# POJ 3278 Catch That Cow (BFS)

Catch That Cow

 Time Limit: 2000MS Memory Limit: 65536K Total Submissions: 82733 Accepted: 25987

Description

Farmer John has been informed of the location of a fugitive cow and wants to catch her immediately. He starts at a point N (0 ≤ N ≤ 100,000) on a number line and the cow is at a point K (0 ≤ K ≤ 100,000) on the same number line. Farmer John has two modes of transportation: walking and teleporting.

* Walking: FJ can move from any point X to the points – 1 or + 1 in a single minute
* Teleporting: FJ can move from any point X to the point 2 × X in a single minute.

If the cow, unaware of its pursuit, does not move at all, how long does it take for Farmer John to retrieve it?

Input

Line 1: Two space-separated integers: N and K

Output

Line 1: The least amount of time, in minutes, it takes for Farmer John to catch the fugitive cow.

Sample Input

5 17

Sample Output

4

### 题意

1. 向前走一步（N+1）
2. 向后走一步（N-1）
3. 跳到当前位置两倍处（2*N）

### AC代码

#include <iostream>
#include<stdio.h>
#include<stdlib.h>
#include<string.h>
#include<queue>
#include<math.h>
#define MAXX 100005

using namespace std;

bool isvisted[MAXX];
struct node
{
int n;
int time;
node(int n,int time)

:: Document layout detection data ::
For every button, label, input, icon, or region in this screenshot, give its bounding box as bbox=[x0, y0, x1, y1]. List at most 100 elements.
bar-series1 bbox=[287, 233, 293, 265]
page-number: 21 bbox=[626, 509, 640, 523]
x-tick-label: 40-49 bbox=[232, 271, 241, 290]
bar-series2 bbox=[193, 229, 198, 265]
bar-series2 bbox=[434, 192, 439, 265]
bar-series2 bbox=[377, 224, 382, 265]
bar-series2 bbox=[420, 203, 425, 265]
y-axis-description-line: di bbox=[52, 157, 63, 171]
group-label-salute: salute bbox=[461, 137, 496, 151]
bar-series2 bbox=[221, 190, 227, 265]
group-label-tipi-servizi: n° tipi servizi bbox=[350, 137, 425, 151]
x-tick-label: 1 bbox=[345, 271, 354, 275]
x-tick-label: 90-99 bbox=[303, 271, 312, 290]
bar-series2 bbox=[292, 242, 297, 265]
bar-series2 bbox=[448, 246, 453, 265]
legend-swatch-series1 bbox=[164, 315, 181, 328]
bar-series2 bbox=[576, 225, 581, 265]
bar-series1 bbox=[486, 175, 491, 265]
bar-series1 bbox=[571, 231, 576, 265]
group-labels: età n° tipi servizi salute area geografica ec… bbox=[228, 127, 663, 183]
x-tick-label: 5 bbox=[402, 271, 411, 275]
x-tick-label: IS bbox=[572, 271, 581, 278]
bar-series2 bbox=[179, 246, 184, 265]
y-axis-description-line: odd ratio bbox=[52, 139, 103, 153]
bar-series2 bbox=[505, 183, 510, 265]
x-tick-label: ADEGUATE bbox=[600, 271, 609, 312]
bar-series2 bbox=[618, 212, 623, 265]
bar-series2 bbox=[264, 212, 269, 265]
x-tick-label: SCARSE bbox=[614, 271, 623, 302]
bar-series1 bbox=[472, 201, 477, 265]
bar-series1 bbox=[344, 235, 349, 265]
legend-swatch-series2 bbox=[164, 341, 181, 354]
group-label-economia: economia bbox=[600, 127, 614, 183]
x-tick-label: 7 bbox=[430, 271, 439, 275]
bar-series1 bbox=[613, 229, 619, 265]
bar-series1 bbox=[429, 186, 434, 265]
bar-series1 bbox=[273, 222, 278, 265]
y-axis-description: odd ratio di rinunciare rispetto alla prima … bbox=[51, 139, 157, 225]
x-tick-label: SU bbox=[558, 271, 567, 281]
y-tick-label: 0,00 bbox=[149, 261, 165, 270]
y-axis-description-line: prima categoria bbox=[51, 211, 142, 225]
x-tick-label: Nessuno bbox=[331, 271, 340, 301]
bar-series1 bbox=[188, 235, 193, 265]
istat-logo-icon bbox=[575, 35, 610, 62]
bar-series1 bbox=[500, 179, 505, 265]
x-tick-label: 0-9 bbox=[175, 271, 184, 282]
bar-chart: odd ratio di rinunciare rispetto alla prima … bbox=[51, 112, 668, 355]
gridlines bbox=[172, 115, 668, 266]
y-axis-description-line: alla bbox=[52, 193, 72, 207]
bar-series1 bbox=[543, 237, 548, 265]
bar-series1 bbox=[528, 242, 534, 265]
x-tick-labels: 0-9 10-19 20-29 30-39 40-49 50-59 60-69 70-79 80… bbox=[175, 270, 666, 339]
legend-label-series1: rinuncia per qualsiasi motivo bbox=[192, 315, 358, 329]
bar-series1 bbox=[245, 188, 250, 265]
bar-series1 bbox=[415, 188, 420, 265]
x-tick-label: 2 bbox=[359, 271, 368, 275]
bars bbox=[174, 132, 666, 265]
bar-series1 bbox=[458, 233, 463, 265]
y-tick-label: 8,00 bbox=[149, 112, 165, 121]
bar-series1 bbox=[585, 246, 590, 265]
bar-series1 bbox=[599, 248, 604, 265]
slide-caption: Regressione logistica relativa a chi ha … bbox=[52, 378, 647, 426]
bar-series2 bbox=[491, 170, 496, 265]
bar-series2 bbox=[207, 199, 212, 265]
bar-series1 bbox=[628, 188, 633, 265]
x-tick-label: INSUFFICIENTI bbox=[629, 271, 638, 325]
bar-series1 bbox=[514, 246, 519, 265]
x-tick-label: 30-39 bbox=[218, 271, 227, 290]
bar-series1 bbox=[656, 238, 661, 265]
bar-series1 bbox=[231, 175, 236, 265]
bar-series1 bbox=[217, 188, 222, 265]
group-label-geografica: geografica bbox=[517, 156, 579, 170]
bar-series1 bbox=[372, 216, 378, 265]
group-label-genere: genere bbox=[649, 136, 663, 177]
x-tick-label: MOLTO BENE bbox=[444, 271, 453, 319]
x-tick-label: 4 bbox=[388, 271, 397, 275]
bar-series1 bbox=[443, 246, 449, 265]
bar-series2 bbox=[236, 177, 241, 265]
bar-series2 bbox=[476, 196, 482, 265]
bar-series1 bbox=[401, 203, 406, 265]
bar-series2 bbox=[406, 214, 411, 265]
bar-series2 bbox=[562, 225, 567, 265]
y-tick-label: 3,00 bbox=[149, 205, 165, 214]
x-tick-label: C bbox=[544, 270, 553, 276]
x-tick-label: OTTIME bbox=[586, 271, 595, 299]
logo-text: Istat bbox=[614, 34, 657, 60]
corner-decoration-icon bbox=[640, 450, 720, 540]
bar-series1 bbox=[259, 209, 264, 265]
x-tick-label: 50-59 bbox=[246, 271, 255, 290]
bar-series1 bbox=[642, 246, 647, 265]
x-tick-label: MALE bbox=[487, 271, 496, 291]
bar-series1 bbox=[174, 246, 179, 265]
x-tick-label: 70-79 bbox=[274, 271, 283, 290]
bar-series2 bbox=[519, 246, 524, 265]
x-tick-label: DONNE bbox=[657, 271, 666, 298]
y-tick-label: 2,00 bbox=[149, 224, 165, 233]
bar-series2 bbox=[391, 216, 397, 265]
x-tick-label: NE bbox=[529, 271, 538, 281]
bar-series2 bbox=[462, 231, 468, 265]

:: TASK TO CARRY OUT ::
Carry on the POJ 3278 Catch That Cow write-up from the point where it ends.

:: RESPONSE ::
{
this->n=n;
this->time=time;
}
};
void bfs(int n,int k)
{
memset(isvisted,false,sizeof(isvisted));
node ans=node(n,0);
isvisted[n]=true;
queue<node>sk;
sk.push(ans);
while(!sk.empty())
{
node p=sk.front();
sk.pop();
isvisted[p.n]=true;     //标记走过的点
if(p.n==k)  //找到
{
ans=p;
break;
}
if(p.n+1<MAXX&&!isvisted[p.n+1])    //三种走法
sk.push(node(p.n+1,p.time+1));
if(p.n-1>=0&&!isvisted[p.n-1])
sk.push(node(p.n-1,p.time+1));
if(p.n*2<MAXX&&!isvisted[p.n*2])
sk.push(node(p.n*2,p.time+1));
}
printf("%d\n",ans.time);
}

int main()
{
int n,k;
while(~scanf("%d%d",&n,&k))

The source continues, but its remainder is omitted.